-- BEGIN Source text --
And some of the variables which dictate how
ownership structures influence fund misappropriation in listed companies
include: corporate voting rights of the shareholders and members of board of
directors; diffuse and concentrated ownership structures of the listed
companies; cash-flow rights level of the dominant shareholders; the strength
and effectiveness of the internal governance mechanism; effectiveness and
strength of legal protection for the investors; dominant shareholders portfolio
consideration; dispersed and diffused shareholders systems; the prevalence of
unfair self – dealing in listed companies etc.
Most of these variables were highlighted by the
articles, journals and books reviewed within the context of this dissertation.
The reviewed journals/literature
1,2,3,4,5,7,8,9,10,12,13,14,15,16,17,18,19,20,22, and 23 expatiate on
different factors peculiar to ownership structures and director’s affiliation
with dominant shareholders, which could result in fund misappropriation and
negatively impact on listed companies. For instance, journal
1 explained different organisational structures
and corporate governance mechanisms which are often adopted by listed companies;
while journals 2 and 5 explained different roles of board of
directors such as fiduciary, monitoring and control functions, establishment of
policy based governance system etc. The
governance system was identified as the main factor which influences the
relationships between the board of directors and the dominant shareholders. One
of the vital roles of the board of directors was identified as prevention of
expropriation activities by the dominant shareholders.
Again, journals 3 and 4 respectively highlighted that organisation structures, where dealings are transparent; and where
emphasises are placed on capital structures which can maximise the value of a
firm to the shareholders, are capable of alleviating fund misappropriation.
-- END Source text --
-- BEGIN Provided information --
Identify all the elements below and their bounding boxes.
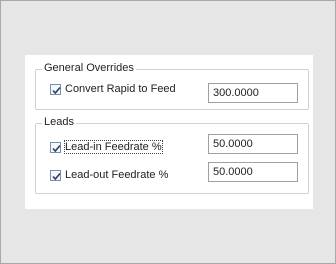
check-icon — [52, 144, 61, 152]
lead-out-label: Lead-out Feedrate % — [65, 169, 169, 181]
check-icon — [52, 86, 61, 94]
leads-group: Leads Lead-in Feedrate % Lead-out Feedra… — [35, 116, 309, 194]
dialog-frame: General Overrides Convert Rapid to Feed … — [0, 0, 336, 264]
leads-legend: Leads — [42, 116, 76, 128]
settings-panel: General Overrides Convert Rapid to Feed … — [25, 55, 313, 209]
lead-out-feedrate-input[interactable] — [208, 162, 298, 182]
lead-out-row[interactable]: Lead-out Feedrate % — [50, 166, 168, 184]
check-icon — [52, 172, 61, 180]
convert-rapid-row[interactable]: Convert Rapid to Feed — [50, 80, 176, 98]
lead-in-row[interactable]: Lead-in Feedrate % — [50, 138, 163, 156]
lead-in-label: Lead-in Feedrate % — [64, 140, 163, 154]
general-overrides-group: General Overrides Convert Rapid to Feed — [35, 62, 309, 110]
lead-in-checkbox[interactable] — [50, 141, 61, 153]
convert-rapid-checkbox[interactable] — [50, 83, 61, 95]
lead-in-feedrate-input[interactable] — [208, 134, 298, 154]
convert-rapid-feed-input[interactable] — [208, 83, 298, 103]
lead-out-checkbox[interactable] — [50, 169, 61, 181]
general-overrides-legend: General Overrides — [42, 62, 136, 74]
convert-rapid-label: Convert Rapid to Feed — [65, 83, 176, 95]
-- END Provided information --
*Instruction*
Reproduce the passage on ownership structures and fund misappropriation word for word, everything from "Again, journals 3" down to "alleviating fund misappropriation.".

*Result*
Again, journals 3 and 4 respectively highlighted that organisation structures, where dealings are transparent; and where
emphasises are placed on capital structures which can maximise the value of a
firm to the shareholders, are capable of alleviating fund misappropriation.